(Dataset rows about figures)
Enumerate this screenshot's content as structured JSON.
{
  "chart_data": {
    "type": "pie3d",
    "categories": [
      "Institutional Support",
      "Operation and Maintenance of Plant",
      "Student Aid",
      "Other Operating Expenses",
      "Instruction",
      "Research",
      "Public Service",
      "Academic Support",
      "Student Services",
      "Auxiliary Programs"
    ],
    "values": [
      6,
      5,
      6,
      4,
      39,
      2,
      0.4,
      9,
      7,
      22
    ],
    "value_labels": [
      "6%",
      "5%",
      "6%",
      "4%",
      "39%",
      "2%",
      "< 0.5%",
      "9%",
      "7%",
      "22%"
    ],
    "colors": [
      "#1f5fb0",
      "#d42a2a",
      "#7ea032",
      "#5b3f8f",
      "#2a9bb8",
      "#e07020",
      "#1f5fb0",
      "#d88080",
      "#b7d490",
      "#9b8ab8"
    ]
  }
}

*Exercise requirements*
Print the records above in full, exactly.

*Written response*
Enumerate this screenshot's content as structured JSON.
{
  "chart_data": {
    "type": "pie3d",
    "categories": [
      "Institutional Support",
      "Operation and Maintenance of Plant",
      "Student Aid",
      "Other Operating Expenses",
      "Instruction",
      "Research",
      "Public Service",
      "Academic Support",
      "Student Services",
      "Auxiliary Programs"
    ],
    "values": [
      6,
      5,
      6,
      4,
      39,
      2,
      0.4,
      9,
      7,
      22
    ],
    "value_labels": [
      "6%",
      "5%",
      "6%",
      "4%",
      "39%",
      "2%",
      "< 0.5%",
      "9%",
      "7%",
      "22%"
    ],
    "colors": [
      "#1f5fb0",
      "#d42a2a",
      "#7ea032",
      "#5b3f8f",
      "#2a9bb8",
      "#e07020",
      "#1f5fb0",
      "#d88080",
      "#b7d490",
      "#9b8ab8"
    ]
  }
}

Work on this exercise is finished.